→ Excerpted data
☆ ☆ ☆ ☆ ☆

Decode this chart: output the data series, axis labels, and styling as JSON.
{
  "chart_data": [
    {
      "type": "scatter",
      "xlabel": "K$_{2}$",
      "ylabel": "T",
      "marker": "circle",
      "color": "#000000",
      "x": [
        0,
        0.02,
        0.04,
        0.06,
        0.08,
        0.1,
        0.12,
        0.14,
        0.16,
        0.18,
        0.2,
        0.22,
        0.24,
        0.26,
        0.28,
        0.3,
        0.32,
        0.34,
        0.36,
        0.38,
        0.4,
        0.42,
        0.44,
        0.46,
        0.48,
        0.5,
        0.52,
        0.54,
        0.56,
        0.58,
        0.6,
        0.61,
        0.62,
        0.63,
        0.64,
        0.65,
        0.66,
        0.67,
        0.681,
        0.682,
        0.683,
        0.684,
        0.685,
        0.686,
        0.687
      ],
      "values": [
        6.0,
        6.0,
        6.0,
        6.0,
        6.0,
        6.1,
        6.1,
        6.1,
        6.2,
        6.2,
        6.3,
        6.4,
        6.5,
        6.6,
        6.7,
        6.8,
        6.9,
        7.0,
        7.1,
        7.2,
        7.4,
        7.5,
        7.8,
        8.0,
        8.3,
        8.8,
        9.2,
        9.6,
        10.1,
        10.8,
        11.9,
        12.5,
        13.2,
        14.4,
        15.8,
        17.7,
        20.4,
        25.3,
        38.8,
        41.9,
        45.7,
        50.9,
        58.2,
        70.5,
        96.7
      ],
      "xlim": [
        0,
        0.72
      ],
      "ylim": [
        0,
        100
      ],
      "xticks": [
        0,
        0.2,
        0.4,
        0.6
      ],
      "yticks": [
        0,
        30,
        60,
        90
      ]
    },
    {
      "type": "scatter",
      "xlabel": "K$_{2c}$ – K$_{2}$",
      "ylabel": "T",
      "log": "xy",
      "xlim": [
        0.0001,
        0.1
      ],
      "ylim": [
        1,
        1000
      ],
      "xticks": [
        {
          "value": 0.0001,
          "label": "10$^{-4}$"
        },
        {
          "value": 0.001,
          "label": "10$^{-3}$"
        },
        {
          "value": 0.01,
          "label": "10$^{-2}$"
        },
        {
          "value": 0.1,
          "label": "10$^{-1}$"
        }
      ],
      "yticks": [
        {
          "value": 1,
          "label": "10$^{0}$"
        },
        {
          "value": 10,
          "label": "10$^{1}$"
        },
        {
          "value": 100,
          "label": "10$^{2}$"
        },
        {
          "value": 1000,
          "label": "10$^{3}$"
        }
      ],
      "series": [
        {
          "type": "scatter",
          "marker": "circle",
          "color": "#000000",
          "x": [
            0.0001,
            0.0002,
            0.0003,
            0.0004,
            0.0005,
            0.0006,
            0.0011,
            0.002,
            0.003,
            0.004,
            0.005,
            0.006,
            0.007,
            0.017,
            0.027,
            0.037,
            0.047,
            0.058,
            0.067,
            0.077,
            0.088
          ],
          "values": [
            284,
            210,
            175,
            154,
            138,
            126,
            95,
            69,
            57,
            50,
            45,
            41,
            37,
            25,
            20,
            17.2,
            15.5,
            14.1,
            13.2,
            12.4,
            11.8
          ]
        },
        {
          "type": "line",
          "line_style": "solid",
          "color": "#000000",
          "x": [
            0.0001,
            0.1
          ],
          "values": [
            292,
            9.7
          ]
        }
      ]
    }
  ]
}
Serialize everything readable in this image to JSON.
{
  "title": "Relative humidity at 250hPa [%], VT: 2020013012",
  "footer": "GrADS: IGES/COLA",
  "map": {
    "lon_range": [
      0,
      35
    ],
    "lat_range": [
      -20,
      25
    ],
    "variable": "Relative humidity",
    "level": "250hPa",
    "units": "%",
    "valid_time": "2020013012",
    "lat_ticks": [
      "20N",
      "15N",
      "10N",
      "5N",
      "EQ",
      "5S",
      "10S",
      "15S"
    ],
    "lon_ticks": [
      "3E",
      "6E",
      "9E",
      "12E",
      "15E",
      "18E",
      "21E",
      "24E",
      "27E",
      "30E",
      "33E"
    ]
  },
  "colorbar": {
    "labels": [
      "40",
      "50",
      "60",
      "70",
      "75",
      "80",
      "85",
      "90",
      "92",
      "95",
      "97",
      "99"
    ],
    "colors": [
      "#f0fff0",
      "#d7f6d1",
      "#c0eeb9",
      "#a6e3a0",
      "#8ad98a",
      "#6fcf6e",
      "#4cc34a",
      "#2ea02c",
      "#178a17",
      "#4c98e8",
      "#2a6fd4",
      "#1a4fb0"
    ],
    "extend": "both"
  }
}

☆ ☆ ☆ ☆ ☆

→ Request
Every record above must be duplicated exactly.

→ Task result
Decode this chart: output the data series, axis labels, and styling as JSON.
{
  "chart_data": [
    {
      "type": "scatter",
      "xlabel": "K$_{2}$",
      "ylabel": "T",
      "marker": "circle",
      "color": "#000000",
      "x": [
        0,
        0.02,
        0.04,
        0.06,
        0.08,
        0.1,
        0.12,
        0.14,
        0.16,
        0.18,
        0.2,
        0.22,
        0.24,
        0.26,
        0.28,
        0.3,
        0.32,
        0.34,
        0.36,
        0.38,
        0.4,
        0.42,
        0.44,
        0.46,
        0.48,
        0.5,
        0.52,
        0.54,
        0.56,
        0.58,
        0.6,
        0.61,
        0.62,
        0.63,
        0.64,
        0.65,
        0.66,
        0.67,
        0.681,
        0.682,
        0.683,
        0.684,
        0.685,
        0.686,
        0.687
      ],
      "values": [
        6.0,
        6.0,
        6.0,
        6.0,
        6.0,
        6.1,
        6.1,
        6.1,
        6.2,
        6.2,
        6.3,
        6.4,
        6.5,
        6.6,
        6.7,
        6.8,
        6.9,
        7.0,
        7.1,
        7.2,
        7.4,
        7.5,
        7.8,
        8.0,
        8.3,
        8.8,
        9.2,
        9.6,
        10.1,
        10.8,
        11.9,
        12.5,
        13.2,
        14.4,
        15.8,
        17.7,
        20.4,
        25.3,
        38.8,
        41.9,
        45.7,
        50.9,
        58.2,
        70.5,
        96.7
      ],
      "xlim": [
        0,
        0.72
      ],
      "ylim": [
        0,
        100
      ],
      "xticks": [
        0,
        0.2,
        0.4,
        0.6
      ],
      "yticks": [
        0,
        30,
        60,
        90
      ]
    },
    {
      "type": "scatter",
      "xlabel": "K$_{2c}$ – K$_{2}$",
      "ylabel": "T",
      "log": "xy",
      "xlim": [
        0.0001,
        0.1
      ],
      "ylim": [
        1,
        1000
      ],
      "xticks": [
        {
          "value": 0.0001,
          "label": "10$^{-4}$"
        },
        {
          "value": 0.001,
          "label": "10$^{-3}$"
        },
        {
          "value": 0.01,
          "label": "10$^{-2}$"
        },
        {
          "value": 0.1,
          "label": "10$^{-1}$"
        }
      ],
      "yticks": [
        {
          "value": 1,
          "label": "10$^{0}$"
        },
        {
          "value": 10,
          "label": "10$^{1}$"
        },
        {
          "value": 100,
          "label": "10$^{2}$"
        },
        {
          "value": 1000,
          "label": "10$^{3}$"
        }
      ],
      "series": [
        {
          "type": "scatter",
          "marker": "circle",
          "color": "#000000",
          "x": [
            0.0001,
            0.0002,
            0.0003,
            0.0004,
            0.0005,
            0.0006,
            0.0011,
            0.002,
            0.003,
            0.004,
            0.005,
            0.006,
            0.007,
            0.017,
            0.027,
            0.037,
            0.047,
            0.058,
            0.067,
            0.077,
            0.088
          ],
          "values": [
            284,
            210,
            175,
            154,
            138,
            126,
            95,
            69,
            57,
            50,
            45,
            41,
            37,
            25,
            20,
            17.2,
            15.5,
            14.1,
            13.2,
            12.4,
            11.8
          ]
        },
        {
          "type": "line",
          "line_style": "solid",
          "color": "#000000",
          "x": [
            0.0001,
            0.1
          ],
          "values": [
            292,
            9.7
          ]
        }
      ]
    }
  ]
}
Serialize everything readable in this image to JSON.
{
  "title": "Relative humidity at 250hPa [%], VT: 2020013012",
  "footer": "GrADS: IGES/COLA",
  "map": {
    "lon_range": [
      0,
      35
    ],
    "lat_range": [
      -20,
      25
    ],
    "variable": "Relative humidity",
    "level": "250hPa",
    "units": "%",
    "valid_time": "2020013012",
    "lat_ticks": [
      "20N",
      "15N",
      "10N",
      "5N",
      "EQ",
      "5S",
      "10S",
      "15S"
    ],
    "lon_ticks": [
      "3E",
      "6E",
      "9E",
      "12E",
      "15E",
      "18E",
      "21E",
      "24E",
      "27E",
      "30E",
      "33E"
    ]
  },
  "colorbar": {
    "labels": [
      "40",
      "50",
      "60",
      "70",
      "75",
      "80",
      "85",
      "90",
      "92",
      "95",
      "97",
      "99"
    ],
    "colors": [
      "#f0fff0",
      "#d7f6d1",
      "#c0eeb9",
      "#a6e3a0",
      "#8ad98a",
      "#6fcf6e",
      "#4cc34a",
      "#2ea02c",
      "#178a17",
      "#4c98e8",
      "#2a6fd4",
      "#1a4fb0"
    ],
    "extend": "both"
  }
}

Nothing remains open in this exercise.